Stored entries
──────────────────────────────

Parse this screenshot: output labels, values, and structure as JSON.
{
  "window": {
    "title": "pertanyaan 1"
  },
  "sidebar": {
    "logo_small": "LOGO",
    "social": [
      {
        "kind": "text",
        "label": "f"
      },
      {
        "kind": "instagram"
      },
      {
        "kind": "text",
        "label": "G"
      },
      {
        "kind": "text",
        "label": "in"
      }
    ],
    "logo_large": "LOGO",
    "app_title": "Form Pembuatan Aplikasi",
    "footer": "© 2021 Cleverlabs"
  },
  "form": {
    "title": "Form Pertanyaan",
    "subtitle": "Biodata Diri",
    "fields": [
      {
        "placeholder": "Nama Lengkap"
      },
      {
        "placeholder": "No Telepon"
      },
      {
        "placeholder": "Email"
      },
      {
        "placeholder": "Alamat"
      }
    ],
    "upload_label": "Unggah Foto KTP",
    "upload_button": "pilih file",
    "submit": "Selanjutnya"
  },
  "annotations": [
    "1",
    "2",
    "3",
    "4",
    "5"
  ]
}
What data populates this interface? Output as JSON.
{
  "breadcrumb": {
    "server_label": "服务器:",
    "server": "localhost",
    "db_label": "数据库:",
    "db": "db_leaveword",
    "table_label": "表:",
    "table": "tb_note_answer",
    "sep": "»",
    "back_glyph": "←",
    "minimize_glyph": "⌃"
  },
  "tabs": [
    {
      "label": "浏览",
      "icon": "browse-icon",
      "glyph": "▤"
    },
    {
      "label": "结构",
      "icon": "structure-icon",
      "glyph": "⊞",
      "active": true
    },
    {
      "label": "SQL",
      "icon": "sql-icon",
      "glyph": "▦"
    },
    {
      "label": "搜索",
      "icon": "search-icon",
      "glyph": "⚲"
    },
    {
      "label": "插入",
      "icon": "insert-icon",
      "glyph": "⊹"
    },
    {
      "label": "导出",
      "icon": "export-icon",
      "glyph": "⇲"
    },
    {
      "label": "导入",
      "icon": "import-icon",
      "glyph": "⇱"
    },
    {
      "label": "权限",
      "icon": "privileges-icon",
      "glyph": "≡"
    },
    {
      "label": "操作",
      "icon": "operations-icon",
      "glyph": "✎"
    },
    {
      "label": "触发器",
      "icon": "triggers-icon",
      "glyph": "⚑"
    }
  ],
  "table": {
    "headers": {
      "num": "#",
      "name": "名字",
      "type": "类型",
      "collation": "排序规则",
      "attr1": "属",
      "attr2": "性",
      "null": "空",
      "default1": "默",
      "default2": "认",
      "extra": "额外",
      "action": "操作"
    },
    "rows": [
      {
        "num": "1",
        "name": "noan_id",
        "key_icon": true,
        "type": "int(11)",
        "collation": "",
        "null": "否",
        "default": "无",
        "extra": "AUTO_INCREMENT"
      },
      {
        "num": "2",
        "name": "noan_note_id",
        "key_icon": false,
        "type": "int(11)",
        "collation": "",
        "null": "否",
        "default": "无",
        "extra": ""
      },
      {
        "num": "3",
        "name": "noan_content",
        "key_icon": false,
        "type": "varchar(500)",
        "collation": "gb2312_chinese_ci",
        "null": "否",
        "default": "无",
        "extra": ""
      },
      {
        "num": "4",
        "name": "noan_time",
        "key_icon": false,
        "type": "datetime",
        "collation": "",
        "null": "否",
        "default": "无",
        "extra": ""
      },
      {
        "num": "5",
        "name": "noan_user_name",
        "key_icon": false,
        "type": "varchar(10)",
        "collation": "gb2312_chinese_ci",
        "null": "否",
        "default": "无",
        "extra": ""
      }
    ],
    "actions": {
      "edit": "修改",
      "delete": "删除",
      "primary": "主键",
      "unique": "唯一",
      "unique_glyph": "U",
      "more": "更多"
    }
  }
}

──────────────────────────────

Request: Word for word, extract all the records.

Written answer:
Parse this screenshot: output labels, values, and structure as JSON.
{
  "window": {
    "title": "pertanyaan 1"
  },
  "sidebar": {
    "logo_small": "LOGO",
    "social": [
      {
        "kind": "text",
        "label": "f"
      },
      {
        "kind": "instagram"
      },
      {
        "kind": "text",
        "label": "G"
      },
      {
        "kind": "text",
        "label": "in"
      }
    ],
    "logo_large": "LOGO",
    "app_title": "Form Pembuatan Aplikasi",
    "footer": "© 2021 Cleverlabs"
  },
  "form": {
    "title": "Form Pertanyaan",
    "subtitle": "Biodata Diri",
    "fields": [
      {
        "placeholder": "Nama Lengkap"
      },
      {
        "placeholder": "No Telepon"
      },
      {
        "placeholder": "Email"
      },
      {
        "placeholder": "Alamat"
      }
    ],
    "upload_label": "Unggah Foto KTP",
    "upload_button": "pilih file",
    "submit": "Selanjutnya"
  },
  "annotations": [
    "1",
    "2",
    "3",
    "4",
    "5"
  ]
}
What data populates this interface? Output as JSON.
{
  "breadcrumb": {
    "server_label": "服务器:",
    "server": "localhost",
    "db_label": "数据库:",
    "db": "db_leaveword",
    "table_label": "表:",
    "table": "tb_note_answer",
    "sep": "»",
    "back_glyph": "←",
    "minimize_glyph": "⌃"
  },
  "tabs": [
    {
      "label": "浏览",
      "icon": "browse-icon",
      "glyph": "▤"
    },
    {
      "label": "结构",
      "icon": "structure-icon",
      "glyph": "⊞",
      "active": true
    },
    {
      "label": "SQL",
      "icon": "sql-icon",
      "glyph": "▦"
    },
    {
      "label": "搜索",
      "icon": "search-icon",
      "glyph": "⚲"
    },
    {
      "label": "插入",
      "icon": "insert-icon",
      "glyph": "⊹"
    },
    {
      "label": "导出",
      "icon": "export-icon",
      "glyph": "⇲"
    },
    {
      "label": "导入",
      "icon": "import-icon",
      "glyph": "⇱"
    },
    {
      "label": "权限",
      "icon": "privileges-icon",
      "glyph": "≡"
    },
    {
      "label": "操作",
      "icon": "operations-icon",
      "glyph": "✎"
    },
    {
      "label": "触发器",
      "icon": "triggers-icon",
      "glyph": "⚑"
    }
  ],
  "table": {
    "headers": {
      "num": "#",
      "name": "名字",
      "type": "类型",
      "collation": "排序规则",
      "attr1": "属",
      "attr2": "性",
      "null": "空",
      "default1": "默",
      "default2": "认",
      "extra": "额外",
      "action": "操作"
    },
    "rows": [
      {
        "num": "1",
        "name": "noan_id",
        "key_icon": true,
        "type": "int(11)",
        "collation": "",
        "null": "否",
        "default": "无",
        "extra": "AUTO_INCREMENT"
      },
      {
        "num": "2",
        "name": "noan_note_id",
        "key_icon": false,
        "type": "int(11)",
        "collation": "",
        "null": "否",
        "default": "无",
        "extra": ""
      },
      {
        "num": "3",
        "name": "noan_content",
        "key_icon": false,
        "type": "varchar(500)",
        "collation": "gb2312_chinese_ci",
        "null": "否",
        "default": "无",
        "extra": ""
      },
      {
        "num": "4",
        "name": "noan_time",
        "key_icon": false,
        "type": "datetime",
        "collation": "",
        "null": "否",
        "default": "无",
        "extra": ""
      },
      {
        "num": "5",
        "name": "noan_user_name",
        "key_icon": false,
        "type": "varchar(10)",
        "collation": "gb2312_chinese_ci",
        "null": "否",
        "default": "无",
        "extra": ""
      }
    ],
    "actions": {
      "edit": "修改",
      "delete": "删除",
      "primary": "主键",
      "unique": "唯一",
      "unique_glyph": "U",
      "more": "更多"
    }
  }
}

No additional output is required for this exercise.